● REQUIRED WORK: Word for word, repeat the entries, minus the pictures.

Start of DATA EXCERPTS

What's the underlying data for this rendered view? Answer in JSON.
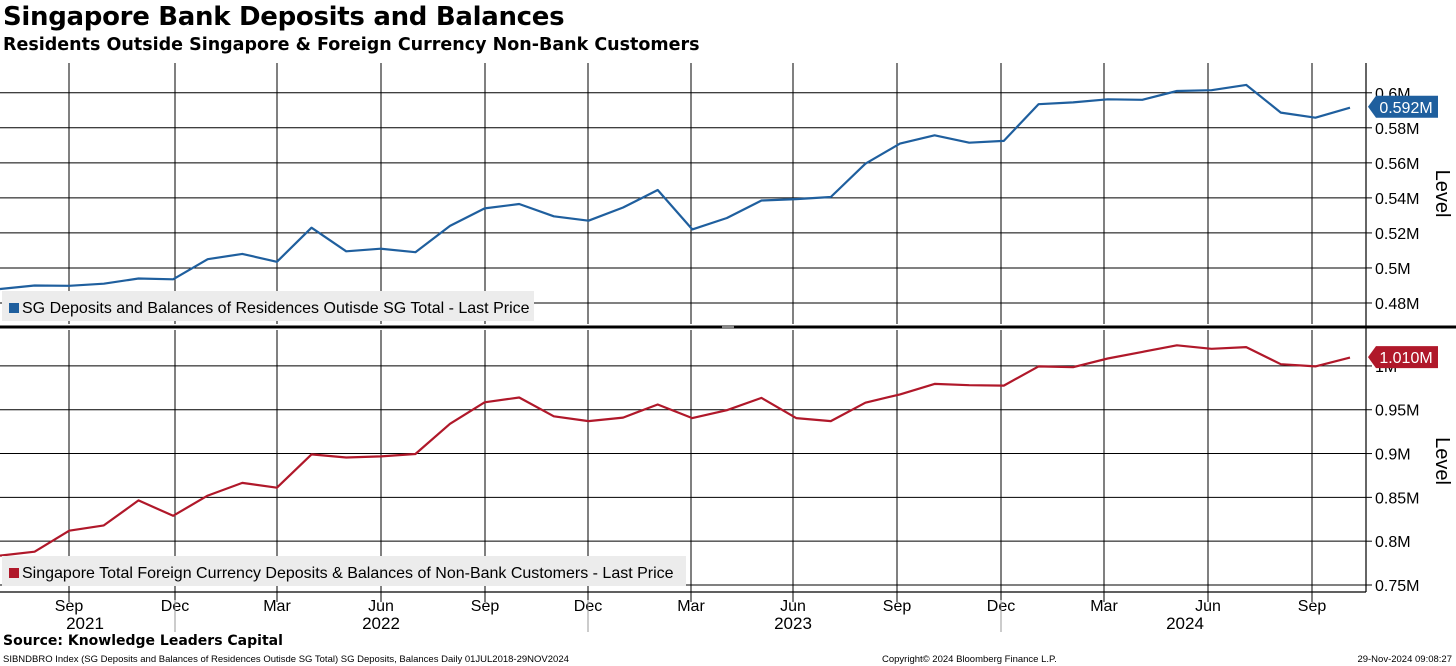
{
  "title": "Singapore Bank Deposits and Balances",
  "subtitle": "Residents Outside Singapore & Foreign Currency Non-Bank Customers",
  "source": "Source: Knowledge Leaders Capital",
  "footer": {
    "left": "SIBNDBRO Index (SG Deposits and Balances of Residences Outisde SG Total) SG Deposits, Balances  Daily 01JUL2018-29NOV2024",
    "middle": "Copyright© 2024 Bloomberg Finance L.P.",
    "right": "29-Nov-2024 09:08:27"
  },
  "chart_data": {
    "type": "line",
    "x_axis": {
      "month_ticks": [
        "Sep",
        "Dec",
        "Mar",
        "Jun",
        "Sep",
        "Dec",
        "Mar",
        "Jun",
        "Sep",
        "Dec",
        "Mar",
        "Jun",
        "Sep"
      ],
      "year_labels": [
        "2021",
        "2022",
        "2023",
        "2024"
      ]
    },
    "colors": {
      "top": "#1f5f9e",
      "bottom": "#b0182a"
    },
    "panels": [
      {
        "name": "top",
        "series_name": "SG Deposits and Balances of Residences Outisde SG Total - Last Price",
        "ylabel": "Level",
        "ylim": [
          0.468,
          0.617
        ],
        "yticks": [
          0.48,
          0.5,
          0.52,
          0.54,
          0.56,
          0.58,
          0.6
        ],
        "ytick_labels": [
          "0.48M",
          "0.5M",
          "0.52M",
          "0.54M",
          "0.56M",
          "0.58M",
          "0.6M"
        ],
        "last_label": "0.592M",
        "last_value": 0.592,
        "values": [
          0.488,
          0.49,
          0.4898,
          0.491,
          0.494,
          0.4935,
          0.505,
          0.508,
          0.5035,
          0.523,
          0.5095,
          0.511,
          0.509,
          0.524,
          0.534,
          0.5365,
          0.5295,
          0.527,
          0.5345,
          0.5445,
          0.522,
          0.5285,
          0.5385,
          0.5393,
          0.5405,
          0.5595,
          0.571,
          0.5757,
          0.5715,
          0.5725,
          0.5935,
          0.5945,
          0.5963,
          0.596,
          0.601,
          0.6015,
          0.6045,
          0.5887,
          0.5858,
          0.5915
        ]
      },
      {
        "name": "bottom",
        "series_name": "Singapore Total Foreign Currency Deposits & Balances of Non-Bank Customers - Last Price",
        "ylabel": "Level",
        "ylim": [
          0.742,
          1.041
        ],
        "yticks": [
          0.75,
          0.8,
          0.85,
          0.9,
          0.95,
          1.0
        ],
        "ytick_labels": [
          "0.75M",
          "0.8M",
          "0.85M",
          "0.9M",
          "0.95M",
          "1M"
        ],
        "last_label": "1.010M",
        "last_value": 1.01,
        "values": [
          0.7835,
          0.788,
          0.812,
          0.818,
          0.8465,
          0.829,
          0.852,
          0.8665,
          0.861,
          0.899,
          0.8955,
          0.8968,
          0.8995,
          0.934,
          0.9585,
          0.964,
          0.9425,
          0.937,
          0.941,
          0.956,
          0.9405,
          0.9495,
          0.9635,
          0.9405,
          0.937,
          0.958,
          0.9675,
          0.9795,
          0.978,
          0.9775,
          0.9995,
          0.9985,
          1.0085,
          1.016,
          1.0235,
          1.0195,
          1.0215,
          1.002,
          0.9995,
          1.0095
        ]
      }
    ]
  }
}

End of DATA EXCERPTS

● THE ANSWER:
What's the underlying data for this rendered view? Answer in JSON.
{
  "title": "Singapore Bank Deposits and Balances",
  "subtitle": "Residents Outside Singapore & Foreign Currency Non-Bank Customers",
  "source": "Source: Knowledge Leaders Capital",
  "footer": {
    "left": "SIBNDBRO Index (SG Deposits and Balances of Residences Outisde SG Total) SG Deposits, Balances  Daily 01JUL2018-29NOV2024",
    "middle": "Copyright© 2024 Bloomberg Finance L.P.",
    "right": "29-Nov-2024 09:08:27"
  },
  "chart_data": {
    "type": "line",
    "x_axis": {
      "month_ticks": [
        "Sep",
        "Dec",
        "Mar",
        "Jun",
        "Sep",
        "Dec",
        "Mar",
        "Jun",
        "Sep",
        "Dec",
        "Mar",
        "Jun",
        "Sep"
      ],
      "year_labels": [
        "2021",
        "2022",
        "2023",
        "2024"
      ]
    },
    "colors": {
      "top": "#1f5f9e",
      "bottom": "#b0182a"
    },
    "panels": [
      {
        "name": "top",
        "series_name": "SG Deposits and Balances of Residences Outisde SG Total - Last Price",
        "ylabel": "Level",
        "ylim": [
          0.468,
          0.617
        ],
        "yticks": [
          0.48,
          0.5,
          0.52,
          0.54,
          0.56,
          0.58,
          0.6
        ],
        "ytick_labels": [
          "0.48M",
          "0.5M",
          "0.52M",
          "0.54M",
          "0.56M",
          "0.58M",
          "0.6M"
        ],
        "last_label": "0.592M",
        "last_value": 0.592,
        "values": [
          0.488,
          0.49,
          0.4898,
          0.491,
          0.494,
          0.4935,
          0.505,
          0.508,
          0.5035,
          0.523,
          0.5095,
          0.511,
          0.509,
          0.524,
          0.534,
          0.5365,
          0.5295,
          0.527,
          0.5345,
          0.5445,
          0.522,
          0.5285,
          0.5385,
          0.5393,
          0.5405,
          0.5595,
          0.571,
          0.5757,
          0.5715,
          0.5725,
          0.5935,
          0.5945,
          0.5963,
          0.596,
          0.601,
          0.6015,
          0.6045,
          0.5887,
          0.5858,
          0.5915
        ]
      },
      {
        "name": "bottom",
        "series_name": "Singapore Total Foreign Currency Deposits & Balances of Non-Bank Customers - Last Price",
        "ylabel": "Level",
        "ylim": [
          0.742,
          1.041
        ],
        "yticks": [
          0.75,
          0.8,
          0.85,
          0.9,
          0.95,
          1.0
        ],
        "ytick_labels": [
          "0.75M",
          "0.8M",
          "0.85M",
          "0.9M",
          "0.95M",
          "1M"
        ],
        "last_label": "1.010M",
        "last_value": 1.01,
        "values": [
          0.7835,
          0.788,
          0.812,
          0.818,
          0.8465,
          0.829,
          0.852,
          0.8665,
          0.861,
          0.899,
          0.8955,
          0.8968,
          0.8995,
          0.934,
          0.9585,
          0.964,
          0.9425,
          0.937,
          0.941,
          0.956,
          0.9405,
          0.9495,
          0.9635,
          0.9405,
          0.937,
          0.958,
          0.9675,
          0.9795,
          0.978,
          0.9775,
          0.9995,
          0.9985,
          1.0085,
          1.016,
          1.0235,
          1.0195,
          1.0215,
          1.002,
          0.9995,
          1.0095
        ]
      }
    ]
  }
}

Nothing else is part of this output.